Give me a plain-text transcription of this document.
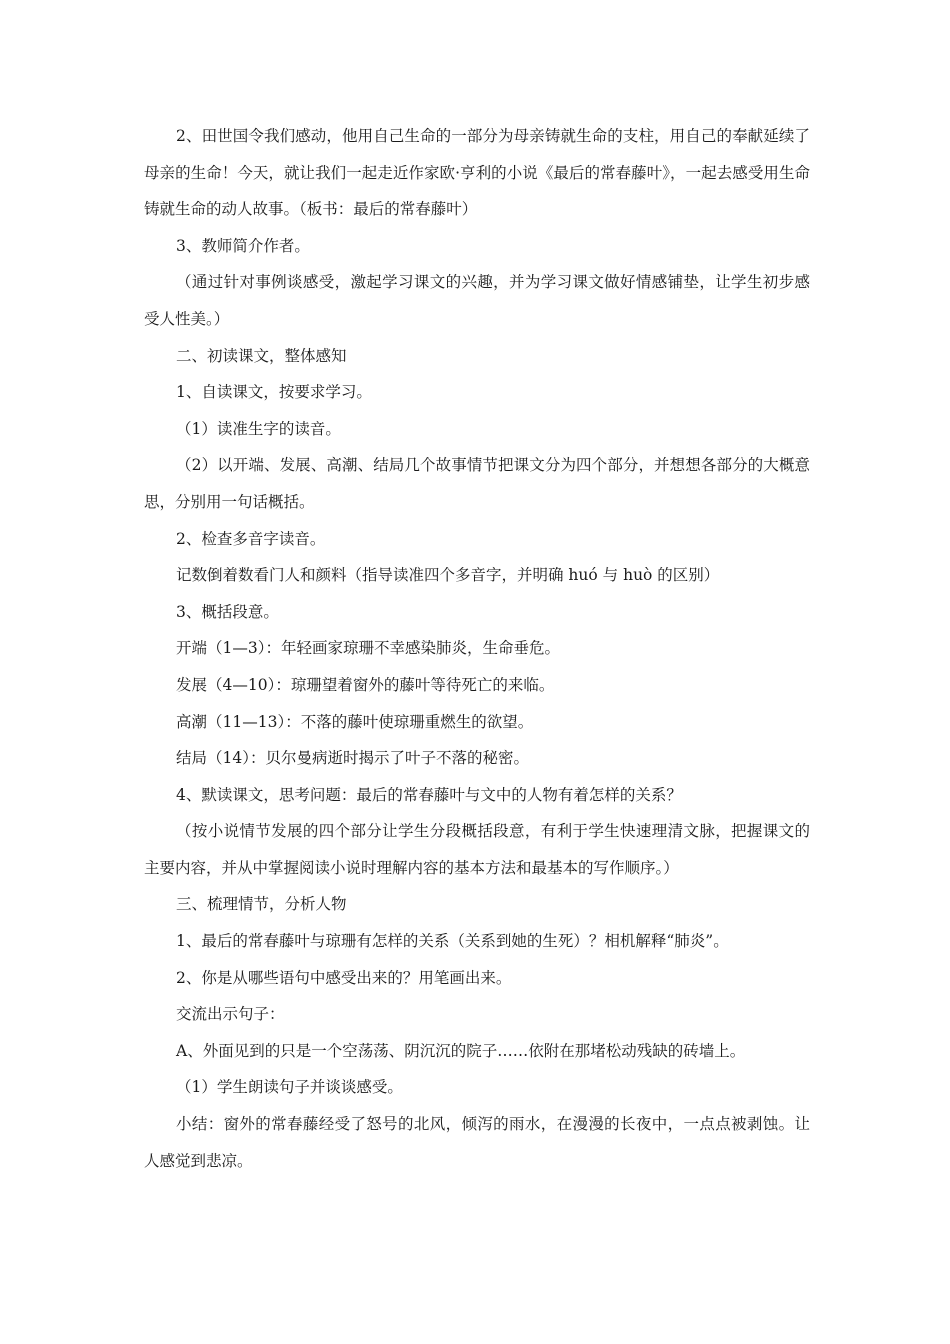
2、田世国令我们感动，他用自己生命的一部分为母亲铸就生命的支柱，用自己的奉献延续了母亲的生命！今天，就让我们一起走近作家欧·亨利的小说《最后的常春藤叶》，一起去感受用生命铸就生命的动人故事。（板书：最后的常春藤叶）

3、教师简介作者。

（通过针对事例谈感受，激起学习课文的兴趣，并为学习课文做好情感铺垫，让学生初步感受人性美。）

二、初读课文，整体感知

1、自读课文，按要求学习。

（1）读准生字的读音。

（2）以开端、发展、高潮、结局几个故事情节把课文分为四个部分，并想想各部分的大概意思，分别用一句话概括。

2、检查多音字读音。

记数倒着数看门人和颜料（指导读准四个多音字，并明确 huó 与 huò 的区别）

3、概括段意。

开端（1—3）：年轻画家琼珊不幸感染肺炎，生命垂危。

发展（4—10）：琼珊望着窗外的藤叶等待死亡的来临。

高潮（11—13）：不落的藤叶使琼珊重燃生的欲望。

结局（14）：贝尔曼病逝时揭示了叶子不落的秘密。

4、默读课文，思考问题：最后的常春藤叶与文中的人物有着怎样的关系？

（按小说情节发展的四个部分让学生分段概括段意，有利于学生快速理清文脉，把握课文的主要内容，并从中掌握阅读小说时理解内容的基本方法和最基本的写作顺序。）

三、梳理情节，分析人物

1、最后的常春藤叶与琼珊有怎样的关系（关系到她的生死）？相机解释“肺炎”。

2、你是从哪些语句中感受出来的？用笔画出来。

交流出示句子：

A、外面见到的只是一个空荡荡、阴沉沉的院子……依附在那堵松动残缺的砖墙上。

（1）学生朗读句子并谈谈感受。

小结：窗外的常春藤经受了怒号的北风，倾泻的雨水，在漫漫的长夜中，一点点被剥蚀。让人感觉到悲凉。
- - -
What needs to be done:
Omit every picture, and otherwise quote the entries exactly.

Task solution:
Give me a plain-text transcription of this document.
2、田世国令我们感动，他用自己生命的一部分为母亲铸就生命的支柱，用自己的奉献延续了母亲的生命！今天，就让我们一起走近作家欧·亨利的小说《最后的常春藤叶》，一起去感受用生命铸就生命的动人故事。（板书：最后的常春藤叶）

3、教师简介作者。

（通过针对事例谈感受，激起学习课文的兴趣，并为学习课文做好情感铺垫，让学生初步感受人性美。）

二、初读课文，整体感知

1、自读课文，按要求学习。

（1）读准生字的读音。

（2）以开端、发展、高潮、结局几个故事情节把课文分为四个部分，并想想各部分的大概意思，分别用一句话概括。

2、检查多音字读音。

记数倒着数看门人和颜料（指导读准四个多音字，并明确 huó 与 huò 的区别）

3、概括段意。

开端（1—3）：年轻画家琼珊不幸感染肺炎，生命垂危。

发展（4—10）：琼珊望着窗外的藤叶等待死亡的来临。

高潮（11—13）：不落的藤叶使琼珊重燃生的欲望。

结局（14）：贝尔曼病逝时揭示了叶子不落的秘密。

4、默读课文，思考问题：最后的常春藤叶与文中的人物有着怎样的关系？

（按小说情节发展的四个部分让学生分段概括段意，有利于学生快速理清文脉，把握课文的主要内容，并从中掌握阅读小说时理解内容的基本方法和最基本的写作顺序。）

三、梳理情节，分析人物

1、最后的常春藤叶与琼珊有怎样的关系（关系到她的生死）？相机解释“肺炎”。

2、你是从哪些语句中感受出来的？用笔画出来。

交流出示句子：

A、外面见到的只是一个空荡荡、阴沉沉的院子……依附在那堵松动残缺的砖墙上。

（1）学生朗读句子并谈谈感受。

小结：窗外的常春藤经受了怒号的北风，倾泻的雨水，在漫漫的长夜中，一点点被剥蚀。让人感觉到悲凉。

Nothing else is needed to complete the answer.